#### Extracted data entries:
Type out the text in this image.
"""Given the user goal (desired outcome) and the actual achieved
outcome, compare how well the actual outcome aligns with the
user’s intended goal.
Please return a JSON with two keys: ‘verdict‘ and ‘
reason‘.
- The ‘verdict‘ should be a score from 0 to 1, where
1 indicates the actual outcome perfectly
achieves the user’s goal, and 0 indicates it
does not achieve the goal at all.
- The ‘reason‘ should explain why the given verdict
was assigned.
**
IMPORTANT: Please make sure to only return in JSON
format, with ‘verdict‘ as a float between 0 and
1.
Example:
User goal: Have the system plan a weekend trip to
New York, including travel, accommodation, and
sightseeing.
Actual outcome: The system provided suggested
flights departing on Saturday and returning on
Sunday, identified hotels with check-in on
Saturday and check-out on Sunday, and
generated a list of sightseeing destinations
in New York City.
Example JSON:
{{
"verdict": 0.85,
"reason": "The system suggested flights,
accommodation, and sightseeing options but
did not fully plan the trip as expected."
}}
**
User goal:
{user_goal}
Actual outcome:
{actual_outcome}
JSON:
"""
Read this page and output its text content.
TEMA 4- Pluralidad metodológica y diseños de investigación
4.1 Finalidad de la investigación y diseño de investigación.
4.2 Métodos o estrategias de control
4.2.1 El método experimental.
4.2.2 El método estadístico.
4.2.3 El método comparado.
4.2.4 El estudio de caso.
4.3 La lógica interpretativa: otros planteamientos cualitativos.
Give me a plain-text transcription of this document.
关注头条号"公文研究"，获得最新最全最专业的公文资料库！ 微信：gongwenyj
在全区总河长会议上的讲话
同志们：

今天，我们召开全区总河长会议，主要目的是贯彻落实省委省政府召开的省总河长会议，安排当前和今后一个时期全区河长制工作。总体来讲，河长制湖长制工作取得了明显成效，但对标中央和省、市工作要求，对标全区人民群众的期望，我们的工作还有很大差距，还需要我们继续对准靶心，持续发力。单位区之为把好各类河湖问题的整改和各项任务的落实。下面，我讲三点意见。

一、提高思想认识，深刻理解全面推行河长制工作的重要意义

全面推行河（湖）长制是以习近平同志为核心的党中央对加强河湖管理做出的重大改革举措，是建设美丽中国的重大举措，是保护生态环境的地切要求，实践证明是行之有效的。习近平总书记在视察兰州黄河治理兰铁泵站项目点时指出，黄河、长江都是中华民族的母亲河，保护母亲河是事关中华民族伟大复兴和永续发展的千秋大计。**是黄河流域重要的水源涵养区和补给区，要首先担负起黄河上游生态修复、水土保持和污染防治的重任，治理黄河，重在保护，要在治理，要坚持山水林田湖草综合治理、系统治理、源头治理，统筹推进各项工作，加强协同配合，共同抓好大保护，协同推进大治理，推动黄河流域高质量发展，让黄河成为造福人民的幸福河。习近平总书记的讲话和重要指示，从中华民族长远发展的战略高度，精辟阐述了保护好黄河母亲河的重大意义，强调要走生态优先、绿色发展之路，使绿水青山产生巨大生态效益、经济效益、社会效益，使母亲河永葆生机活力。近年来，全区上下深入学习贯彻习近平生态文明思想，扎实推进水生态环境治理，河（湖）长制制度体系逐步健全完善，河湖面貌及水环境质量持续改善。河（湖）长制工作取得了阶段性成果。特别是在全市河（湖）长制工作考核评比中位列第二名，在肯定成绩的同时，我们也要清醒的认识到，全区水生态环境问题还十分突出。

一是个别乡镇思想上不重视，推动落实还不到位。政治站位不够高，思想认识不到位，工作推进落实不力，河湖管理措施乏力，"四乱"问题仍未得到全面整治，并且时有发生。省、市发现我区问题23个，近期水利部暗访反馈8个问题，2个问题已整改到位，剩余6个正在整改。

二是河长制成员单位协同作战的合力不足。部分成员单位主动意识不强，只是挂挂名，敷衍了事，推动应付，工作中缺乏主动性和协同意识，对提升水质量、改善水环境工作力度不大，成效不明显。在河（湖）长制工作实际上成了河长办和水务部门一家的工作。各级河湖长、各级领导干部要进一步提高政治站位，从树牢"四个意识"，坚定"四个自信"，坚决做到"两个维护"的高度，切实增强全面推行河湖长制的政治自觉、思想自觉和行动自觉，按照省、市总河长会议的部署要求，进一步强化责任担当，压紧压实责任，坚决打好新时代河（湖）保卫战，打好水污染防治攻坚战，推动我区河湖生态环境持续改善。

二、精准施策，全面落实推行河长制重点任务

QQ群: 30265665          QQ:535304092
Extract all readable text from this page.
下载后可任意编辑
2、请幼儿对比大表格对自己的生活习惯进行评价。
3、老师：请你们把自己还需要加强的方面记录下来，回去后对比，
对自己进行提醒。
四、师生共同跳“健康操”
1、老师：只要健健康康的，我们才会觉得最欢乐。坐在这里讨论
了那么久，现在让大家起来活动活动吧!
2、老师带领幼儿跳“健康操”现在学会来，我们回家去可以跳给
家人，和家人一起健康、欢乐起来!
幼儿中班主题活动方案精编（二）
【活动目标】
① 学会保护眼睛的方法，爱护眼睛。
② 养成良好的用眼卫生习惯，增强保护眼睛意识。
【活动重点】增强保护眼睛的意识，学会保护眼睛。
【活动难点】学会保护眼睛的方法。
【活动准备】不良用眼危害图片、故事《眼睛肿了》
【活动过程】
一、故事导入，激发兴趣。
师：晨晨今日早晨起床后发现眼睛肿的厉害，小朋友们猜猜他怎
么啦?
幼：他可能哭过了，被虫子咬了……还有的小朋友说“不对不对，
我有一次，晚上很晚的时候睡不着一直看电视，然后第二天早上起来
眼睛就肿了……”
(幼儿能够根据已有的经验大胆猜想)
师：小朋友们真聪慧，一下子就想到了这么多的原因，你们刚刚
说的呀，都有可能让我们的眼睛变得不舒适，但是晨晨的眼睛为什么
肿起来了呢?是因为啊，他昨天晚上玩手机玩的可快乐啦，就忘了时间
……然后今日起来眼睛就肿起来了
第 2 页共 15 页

#### GOAL:
Every entry should be output exactly as written, please.

#### SOLUTION FOR THIS PROBLEM:
Type out the text in this image.
"""Given the user goal (desired outcome) and the actual achieved
outcome, compare how well the actual outcome aligns with the
user’s intended goal.
Please return a JSON with two keys: ‘verdict‘ and ‘
reason‘.
- The ‘verdict‘ should be a score from 0 to 1, where
1 indicates the actual outcome perfectly
achieves the user’s goal, and 0 indicates it
does not achieve the goal at all.
- The ‘reason‘ should explain why the given verdict
was assigned.
**
IMPORTANT: Please make sure to only return in JSON
format, with ‘verdict‘ as a float between 0 and
1.
Example:
User goal: Have the system plan a weekend trip to
New York, including travel, accommodation, and
sightseeing.
Actual outcome: The system provided suggested
flights departing on Saturday and returning on
Sunday, identified hotels with check-in on
Saturday and check-out on Sunday, and
generated a list of sightseeing destinations
in New York City.
Example JSON:
{{
"verdict": 0.85,
"reason": "The system suggested flights,
accommodation, and sightseeing options but
did not fully plan the trip as expected."
}}
**
User goal:
{user_goal}
Actual outcome:
{actual_outcome}
JSON:
"""
Read this page and output its text content.
TEMA 4- Pluralidad metodológica y diseños de investigación
4.1 Finalidad de la investigación y diseño de investigación.
4.2 Métodos o estrategias de control
4.2.1 El método experimental.
4.2.2 El método estadístico.
4.2.3 El método comparado.
4.2.4 El estudio de caso.
4.3 La lógica interpretativa: otros planteamientos cualitativos.
Give me a plain-text transcription of this document.
关注头条号"公文研究"，获得最新最全最专业的公文资料库！ 微信：gongwenyj
在全区总河长会议上的讲话
同志们：

今天，我们召开全区总河长会议，主要目的是贯彻落实省委省政府召开的省总河长会议，安排当前和今后一个时期全区河长制工作。总体来讲，河长制湖长制工作取得了明显成效，但对标中央和省、市工作要求，对标全区人民群众的期望，我们的工作还有很大差距，还需要我们继续对准靶心，持续发力。单位区之为把好各类河湖问题的整改和各项任务的落实。下面，我讲三点意见。

一、提高思想认识，深刻理解全面推行河长制工作的重要意义

全面推行河（湖）长制是以习近平同志为核心的党中央对加强河湖管理做出的重大改革举措，是建设美丽中国的重大举措，是保护生态环境的地切要求，实践证明是行之有效的。习近平总书记在视察兰州黄河治理兰铁泵站项目点时指出，黄河、长江都是中华民族的母亲河，保护母亲河是事关中华民族伟大复兴和永续发展的千秋大计。**是黄河流域重要的水源涵养区和补给区，要首先担负起黄河上游生态修复、水土保持和污染防治的重任，治理黄河，重在保护，要在治理，要坚持山水林田湖草综合治理、系统治理、源头治理，统筹推进各项工作，加强协同配合，共同抓好大保护，协同推进大治理，推动黄河流域高质量发展，让黄河成为造福人民的幸福河。习近平总书记的讲话和重要指示，从中华民族长远发展的战略高度，精辟阐述了保护好黄河母亲河的重大意义，强调要走生态优先、绿色发展之路，使绿水青山产生巨大生态效益、经济效益、社会效益，使母亲河永葆生机活力。近年来，全区上下深入学习贯彻习近平生态文明思想，扎实推进水生态环境治理，河（湖）长制制度体系逐步健全完善，河湖面貌及水环境质量持续改善。河（湖）长制工作取得了阶段性成果。特别是在全市河（湖）长制工作考核评比中位列第二名，在肯定成绩的同时，我们也要清醒的认识到，全区水生态环境问题还十分突出。

一是个别乡镇思想上不重视，推动落实还不到位。政治站位不够高，思想认识不到位，工作推进落实不力，河湖管理措施乏力，"四乱"问题仍未得到全面整治，并且时有发生。省、市发现我区问题23个，近期水利部暗访反馈8个问题，2个问题已整改到位，剩余6个正在整改。

二是河长制成员单位协同作战的合力不足。部分成员单位主动意识不强，只是挂挂名，敷衍了事，推动应付，工作中缺乏主动性和协同意识，对提升水质量、改善水环境工作力度不大，成效不明显。在河（湖）长制工作实际上成了河长办和水务部门一家的工作。各级河湖长、各级领导干部要进一步提高政治站位，从树牢"四个意识"，坚定"四个自信"，坚决做到"两个维护"的高度，切实增强全面推行河湖长制的政治自觉、思想自觉和行动自觉，按照省、市总河长会议的部署要求，进一步强化责任担当，压紧压实责任，坚决打好新时代河（湖）保卫战，打好水污染防治攻坚战，推动我区河湖生态环境持续改善。

二、精准施策，全面落实推行河长制重点任务

QQ群: 30265665          QQ:535304092
Extract all readable text from this page.
下载后可任意编辑
2、请幼儿对比大表格对自己的生活习惯进行评价。
3、老师：请你们把自己还需要加强的方面记录下来，回去后对比，
对自己进行提醒。
四、师生共同跳“健康操”
1、老师：只要健健康康的，我们才会觉得最欢乐。坐在这里讨论
了那么久，现在让大家起来活动活动吧!
2、老师带领幼儿跳“健康操”现在学会来，我们回家去可以跳给
家人，和家人一起健康、欢乐起来!
幼儿中班主题活动方案精编（二）
【活动目标】
① 学会保护眼睛的方法，爱护眼睛。
② 养成良好的用眼卫生习惯，增强保护眼睛意识。
【活动重点】增强保护眼睛的意识，学会保护眼睛。
【活动难点】学会保护眼睛的方法。
【活动准备】不良用眼危害图片、故事《眼睛肿了》
【活动过程】
一、故事导入，激发兴趣。
师：晨晨今日早晨起床后发现眼睛肿的厉害，小朋友们猜猜他怎
么啦?
幼：他可能哭过了，被虫子咬了……还有的小朋友说“不对不对，
我有一次，晚上很晚的时候睡不着一直看电视，然后第二天早上起来
眼睛就肿了……”
(幼儿能够根据已有的经验大胆猜想)
师：小朋友们真聪慧，一下子就想到了这么多的原因，你们刚刚
说的呀，都有可能让我们的眼睛变得不舒适，但是晨晨的眼睛为什么
肿起来了呢?是因为啊，他昨天晚上玩手机玩的可快乐啦，就忘了时间
……然后今日起来眼睛就肿起来了
第 2 页共 15 页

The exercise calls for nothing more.